ENTRIES |
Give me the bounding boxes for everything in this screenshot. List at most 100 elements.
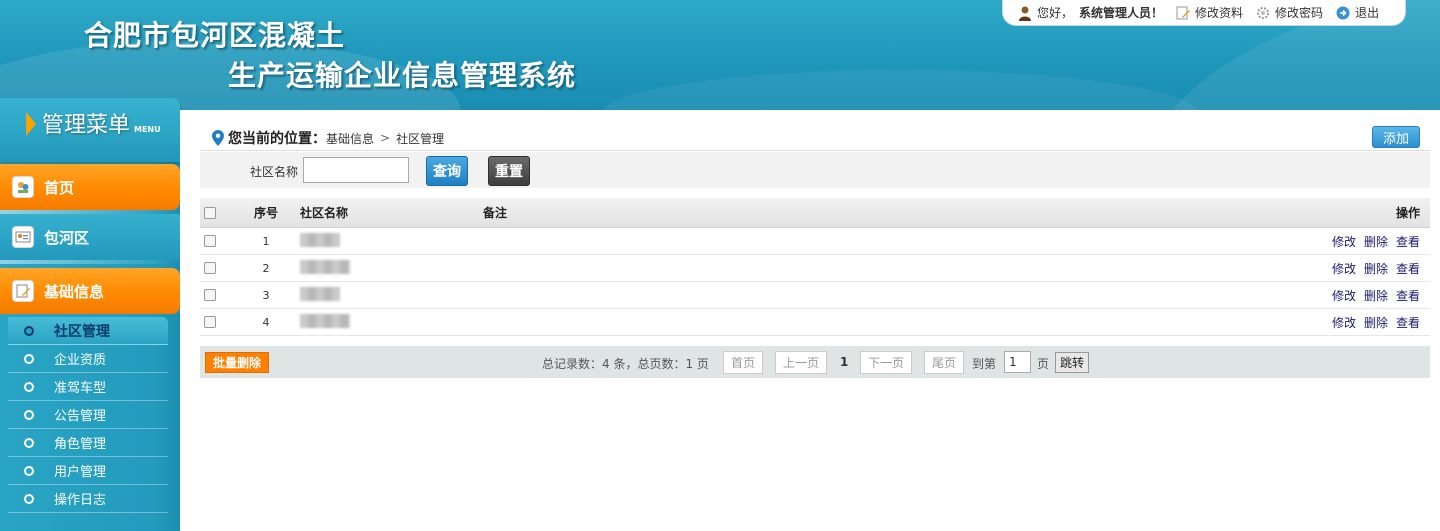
search-bar: 社区名称 查询 重置: [200, 152, 1430, 188]
submenu-item-announcement[interactable]: 公告管理: [8, 401, 168, 429]
view-link[interactable]: 查看: [1396, 233, 1420, 250]
view-link[interactable]: 查看: [1396, 260, 1420, 277]
greeting-text: 您好，: [1037, 6, 1074, 20]
table-row: 1 修改 删除 查看: [200, 228, 1430, 255]
column-header-seq: 序号: [253, 206, 278, 220]
row-seq: 1: [262, 234, 270, 248]
user-greeting: 您好， 系统管理人员！: [1017, 4, 1163, 21]
reset-button[interactable]: 重置: [488, 156, 530, 186]
row-checkbox[interactable]: [204, 316, 216, 328]
delete-link[interactable]: 删除: [1364, 314, 1388, 331]
table-row: 3 修改 删除 查看: [200, 282, 1430, 309]
nav-home-label: 首页: [44, 178, 75, 197]
community-name-label: 社区名称: [250, 165, 299, 179]
page-unit-label: 页: [1037, 357, 1050, 371]
row-checkbox[interactable]: [204, 289, 216, 301]
submenu-label: 公告管理: [54, 409, 107, 424]
batch-delete-button[interactable]: 批量删除: [205, 352, 269, 373]
column-header-note: 备注: [483, 206, 508, 220]
location-label: 您当前的位置：: [228, 131, 326, 147]
nav-divider: [0, 260, 180, 264]
bullet-icon: [24, 409, 34, 420]
goto-page-input[interactable]: 1: [1004, 351, 1031, 373]
submenu-label: 用户管理: [54, 465, 107, 480]
column-header-actions: 操作: [1395, 206, 1420, 220]
delete-link[interactable]: 删除: [1364, 287, 1388, 304]
logout-link[interactable]: 退出: [1335, 4, 1379, 21]
breadcrumb-item: 社区管理: [396, 131, 445, 146]
delete-link[interactable]: 删除: [1364, 233, 1388, 250]
home-icon: [12, 176, 34, 198]
view-link[interactable]: 查看: [1396, 314, 1420, 331]
column-header-name: 社区名称: [300, 206, 349, 220]
submenu-label: 社区管理: [54, 323, 110, 340]
bullet-icon: [24, 493, 34, 504]
app-title-line1: 合肥市包河区混凝土: [84, 19, 346, 52]
row-checkbox[interactable]: [204, 235, 216, 247]
edit-link[interactable]: 修改: [1332, 260, 1356, 277]
last-page-button[interactable]: 尾页: [924, 351, 964, 374]
edit-document-icon: [1176, 6, 1191, 19]
add-button[interactable]: 添加: [1372, 126, 1420, 148]
submenu-item-user[interactable]: 用户管理: [8, 457, 168, 485]
breadcrumb-item[interactable]: 基础信息: [326, 130, 374, 147]
submenu-item-community[interactable]: 社区管理: [8, 317, 168, 345]
user-avatar-icon: [1019, 6, 1031, 21]
edit-link[interactable]: 修改: [1332, 314, 1356, 331]
nav-baohe[interactable]: 包河区: [0, 214, 180, 260]
jump-button[interactable]: 跳转: [1055, 352, 1089, 373]
row-actions: 修改 删除 查看: [1332, 260, 1420, 277]
row-name-redacted: [300, 232, 340, 250]
edit-document-icon: [12, 280, 34, 302]
row-actions: 修改 删除 查看: [1332, 287, 1420, 304]
delete-link[interactable]: 删除: [1364, 260, 1388, 277]
edit-link[interactable]: 修改: [1332, 287, 1356, 304]
first-page-button[interactable]: 首页: [723, 351, 763, 374]
table-row: 4 修改 删除 查看: [200, 309, 1430, 336]
submenu-item-qualification[interactable]: 企业资质: [8, 345, 168, 373]
nav-home[interactable]: 首页: [0, 164, 180, 210]
row-actions: 修改 删除 查看: [1332, 314, 1420, 331]
edit-profile-label: 修改资料: [1195, 6, 1244, 20]
gear-icon: [1257, 6, 1270, 19]
location-pin-icon: [212, 130, 224, 146]
bullet-icon: [24, 325, 34, 336]
submenu-label: 操作日志: [54, 493, 107, 508]
change-password-link[interactable]: 修改密码: [1255, 4, 1323, 21]
app-title-line2: 生产运输企业信息管理系统: [228, 59, 577, 92]
nav-basic-info[interactable]: 基础信息: [0, 268, 180, 314]
view-link[interactable]: 查看: [1396, 287, 1420, 304]
submenu: 社区管理 企业资质 准驾车型 公告管理 角色管理 用户管理 操作日志: [8, 317, 168, 513]
menu-title: 管理菜单: [42, 113, 131, 138]
logout-icon: [1336, 6, 1350, 19]
community-name-input[interactable]: [303, 157, 409, 183]
logout-label: 退出: [1355, 6, 1380, 20]
table-header: 序号 社区名称 备注 操作: [200, 198, 1430, 228]
id-card-icon: [12, 226, 34, 248]
pagination-bar: 批量删除 总记录数：4 条，总页数：1 页 首页 上一页 1 下一页 尾页 到第…: [200, 346, 1430, 378]
row-name-redacted: [300, 286, 340, 304]
row-name-redacted: [300, 313, 350, 331]
row-seq: 4: [262, 315, 270, 329]
bullet-icon: [24, 381, 34, 392]
query-button[interactable]: 查询: [426, 156, 468, 186]
row-seq: 3: [262, 288, 270, 302]
nav-basic-info-label: 基础信息: [44, 282, 105, 301]
row-checkbox[interactable]: [204, 262, 216, 274]
submenu-item-vehicle-class[interactable]: 准驾车型: [8, 373, 168, 401]
prev-page-button[interactable]: 上一页: [775, 351, 827, 374]
edit-profile-link[interactable]: 修改资料: [1175, 4, 1243, 21]
select-all-checkbox[interactable]: [204, 206, 216, 219]
row-seq: 2: [262, 261, 270, 275]
community-table: 序号 社区名称 备注 操作 1 修改 删除 查看 2 修改 删除 查看 3 修改…: [200, 198, 1430, 336]
submenu-item-log[interactable]: 操作日志: [8, 485, 168, 513]
menu-arrow-icon: [26, 112, 36, 136]
current-page: 1: [840, 355, 849, 369]
breadcrumb: 您当前的位置： 基础信息 > 社区管理: [212, 128, 444, 148]
submenu-item-role[interactable]: 角色管理: [8, 429, 168, 457]
menu-header: 管理菜单 MENU: [0, 98, 180, 162]
goto-label: 到第: [972, 357, 997, 371]
edit-link[interactable]: 修改: [1332, 233, 1356, 250]
next-page-button[interactable]: 下一页: [860, 351, 912, 374]
submenu-label: 准驾车型: [54, 381, 107, 396]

YOUR GOAL | Return every line of the data above that contains the string "批量删除", matching case exactly.

EXERCISE OUTPUT |
batch-delete-button[interactable]: 批量删除: [205, 352, 269, 373]
pagination-bar: 批量删除 总记录数：4 条，总页数：1 页 首页 上一页 1 下一页 尾页 到第…: [200, 346, 1430, 378]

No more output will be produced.